» Work to be completed
Copy everything in the listing below word for word, apart from any images.

» Data in this exercise
◇ ◇ ◇

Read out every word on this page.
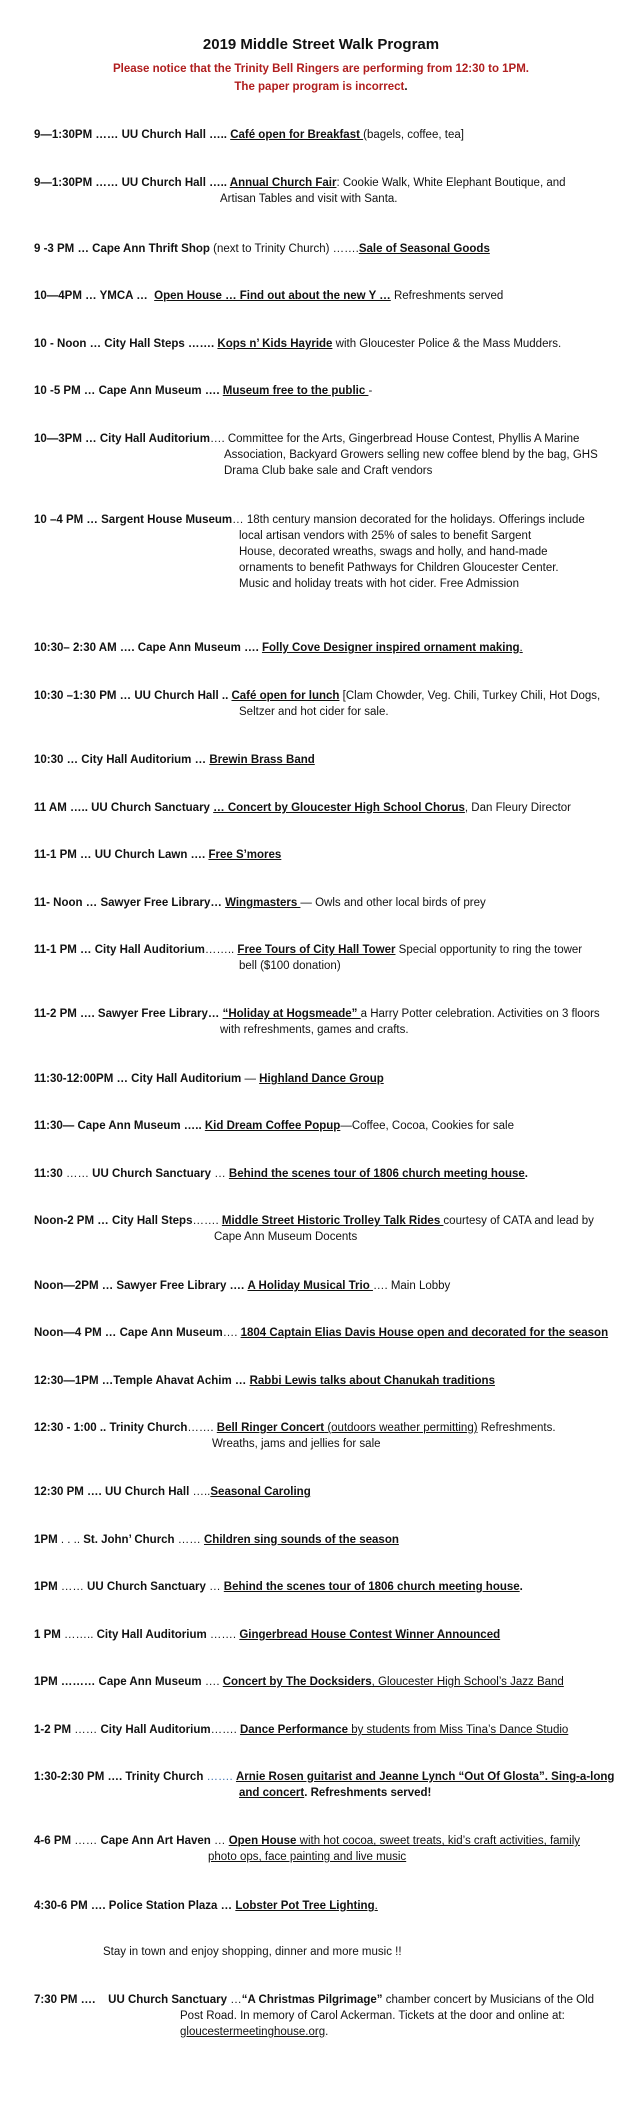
2019 Middle Street Walk Program
Please notice that the Trinity Bell Ringers are performing from 12:30 to 1PM.
The paper program is incorrect.
9—1:30PM …… UU Church Hall ….. Café open for Breakfast (bagels, coffee, tea]
9—1:30PM …… UU Church Hall ….. Annual Church Fair: Cookie Walk, White Elephant Boutique, and
Artisan Tables and visit with Santa.
9 -3 PM … Cape Ann Thrift Shop (next to Trinity Church) …….Sale of Seasonal Goods
10—4PM … YMCA … Open House … Find out about the new Y … Refreshments served
10 - Noon … City Hall Steps ……. Kops n’ Kids Hayride with Gloucester Police & the Mass Mudders.
10 -5 PM … Cape Ann Museum …. Museum free to the public -
10—3PM … City Hall Auditorium…. Committee for the Arts, Gingerbread House Contest, Phyllis A Marine
Association, Backyard Growers selling new coffee blend by the bag, GHS
Drama Club bake sale and Craft vendors
10 –4 PM … Sargent House Museum… 18th century mansion decorated for the holidays. Offerings include
local artisan vendors with 25% of sales to benefit Sargent
House, decorated wreaths, swags and holly, and hand-made
ornaments to benefit Pathways for Children Gloucester Center.
Music and holiday treats with hot cider. Free Admission
10:30– 2:30 AM …. Cape Ann Museum …. Folly Cove Designer inspired ornament making.
10:30 –1:30 PM … UU Church Hall .. Café open for lunch [Clam Chowder, Veg. Chili, Turkey Chili, Hot Dogs,
Seltzer and hot cider for sale.
10:30 … City Hall Auditorium … Brewin Brass Band
11 AM ….. UU Church Sanctuary … Concert by Gloucester High School Chorus, Dan Fleury Director
11-1 PM … UU Church Lawn …. Free S’mores
11- Noon … Sawyer Free Library… Wingmasters — Owls and other local birds of prey
11-1 PM … City Hall Auditorium…….. Free Tours of City Hall Tower Special opportunity to ring the tower
bell ($100 donation)
11-2 PM …. Sawyer Free Library… “Holiday at Hogsmeade” a Harry Potter celebration. Activities on 3 floors
with refreshments, games and crafts.
11:30-12:00PM … City Hall Auditorium — Highland Dance Group
11:30— Cape Ann Museum ….. Kid Dream Coffee Popup—Coffee, Cocoa, Cookies for sale
11:30 …… UU Church Sanctuary … Behind the scenes tour of 1806 church meeting house.
Noon-2 PM … City Hall Steps……. Middle Street Historic Trolley Talk Rides courtesy of CATA and lead by
Cape Ann Museum Docents
Noon—2PM … Sawyer Free Library …. A Holiday Musical Trio …. Main Lobby
Noon—4 PM … Cape Ann Museum…. 1804 Captain Elias Davis House open and decorated for the season
12:30—1PM …Temple Ahavat Achim … Rabbi Lewis talks about Chanukah traditions
12:30 - 1:00 .. Trinity Church……. Bell Ringer Concert (outdoors weather permitting) Refreshments.
Wreaths, jams and jellies for sale
12:30 PM …. UU Church Hall …..Seasonal Caroling
1PM . . .. St. John’ Church …… Children sing sounds of the season
1PM …… UU Church Sanctuary … Behind the scenes tour of 1806 church meeting house.
1 PM …….. City Hall Auditorium ……. Gingerbread House Contest Winner Announced
1PM ……… Cape Ann Museum …. Concert by The Docksiders, Gloucester High School’s Jazz Band
1-2 PM …… City Hall Auditorium……. Dance Performance by students from Miss Tina’s Dance Studio
1:30-2:30 PM …. Trinity Church ……. Arnie Rosen guitarist and Jeanne Lynch “Out Of Glosta”. Sing-a-long
and concert. Refreshments served!
4-6 PM …… Cape Ann Art Haven … Open House with hot cocoa, sweet treats, kid’s craft activities, family
photo ops, face painting and live music
4:30-6 PM …. Police Station Plaza … Lobster Pot Tree Lighting.
Stay in town and enjoy shopping, dinner and more music !!
7:30 PM ….    UU Church Sanctuary …“A Christmas Pilgrimage” chamber concert by Musicians of the Old
Post Road. In memory of Carol Ackerman. Tickets at the door and online at:
gloucestermeetinghouse.org.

◇ ◇ ◇

» Completed task
Read out every word on this page.
2019 Middle Street Walk Program
Please notice that the Trinity Bell Ringers are performing from 12:30 to 1PM.
The paper program is incorrect.
9—1:30PM …… UU Church Hall ….. Café open for Breakfast (bagels, coffee, tea]
9—1:30PM …… UU Church Hall ….. Annual Church Fair: Cookie Walk, White Elephant Boutique, and
Artisan Tables and visit with Santa.
9 -3 PM … Cape Ann Thrift Shop (next to Trinity Church) …….Sale of Seasonal Goods
10—4PM … YMCA … Open House … Find out about the new Y … Refreshments served
10 - Noon … City Hall Steps ……. Kops n’ Kids Hayride with Gloucester Police & the Mass Mudders.
10 -5 PM … Cape Ann Museum …. Museum free to the public -
10—3PM … City Hall Auditorium…. Committee for the Arts, Gingerbread House Contest, Phyllis A Marine
Association, Backyard Growers selling new coffee blend by the bag, GHS
Drama Club bake sale and Craft vendors
10 –4 PM … Sargent House Museum… 18th century mansion decorated for the holidays. Offerings include
local artisan vendors with 25% of sales to benefit Sargent
House, decorated wreaths, swags and holly, and hand-made
ornaments to benefit Pathways for Children Gloucester Center.
Music and holiday treats with hot cider. Free Admission
10:30– 2:30 AM …. Cape Ann Museum …. Folly Cove Designer inspired ornament making.
10:30 –1:30 PM … UU Church Hall .. Café open for lunch [Clam Chowder, Veg. Chili, Turkey Chili, Hot Dogs,
Seltzer and hot cider for sale.
10:30 … City Hall Auditorium … Brewin Brass Band
11 AM ….. UU Church Sanctuary … Concert by Gloucester High School Chorus, Dan Fleury Director
11-1 PM … UU Church Lawn …. Free S’mores
11- Noon … Sawyer Free Library… Wingmasters — Owls and other local birds of prey
11-1 PM … City Hall Auditorium…….. Free Tours of City Hall Tower Special opportunity to ring the tower
bell ($100 donation)
11-2 PM …. Sawyer Free Library… “Holiday at Hogsmeade” a Harry Potter celebration. Activities on 3 floors
with refreshments, games and crafts.
11:30-12:00PM … City Hall Auditorium — Highland Dance Group
11:30— Cape Ann Museum ….. Kid Dream Coffee Popup—Coffee, Cocoa, Cookies for sale
11:30 …… UU Church Sanctuary … Behind the scenes tour of 1806 church meeting house.
Noon-2 PM … City Hall Steps……. Middle Street Historic Trolley Talk Rides courtesy of CATA and lead by
Cape Ann Museum Docents
Noon—2PM … Sawyer Free Library …. A Holiday Musical Trio …. Main Lobby
Noon—4 PM … Cape Ann Museum…. 1804 Captain Elias Davis House open and decorated for the season
12:30—1PM …Temple Ahavat Achim … Rabbi Lewis talks about Chanukah traditions
12:30 - 1:00 .. Trinity Church……. Bell Ringer Concert (outdoors weather permitting) Refreshments.
Wreaths, jams and jellies for sale
12:30 PM …. UU Church Hall …..Seasonal Caroling
1PM . . .. St. John’ Church …… Children sing sounds of the season
1PM …… UU Church Sanctuary … Behind the scenes tour of 1806 church meeting house.
1 PM …….. City Hall Auditorium ……. Gingerbread House Contest Winner Announced
1PM ……… Cape Ann Museum …. Concert by The Docksiders, Gloucester High School’s Jazz Band
1-2 PM …… City Hall Auditorium……. Dance Performance by students from Miss Tina’s Dance Studio
1:30-2:30 PM …. Trinity Church ……. Arnie Rosen guitarist and Jeanne Lynch “Out Of Glosta”. Sing-a-long
and concert. Refreshments served!
4-6 PM …… Cape Ann Art Haven … Open House with hot cocoa, sweet treats, kid’s craft activities, family
photo ops, face painting and live music
4:30-6 PM …. Police Station Plaza … Lobster Pot Tree Lighting.
Stay in town and enjoy shopping, dinner and more music !!
7:30 PM ….    UU Church Sanctuary …“A Christmas Pilgrimage” chamber concert by Musicians of the Old
Post Road. In memory of Carol Ackerman. Tickets at the door and online at:
gloucestermeetinghouse.org.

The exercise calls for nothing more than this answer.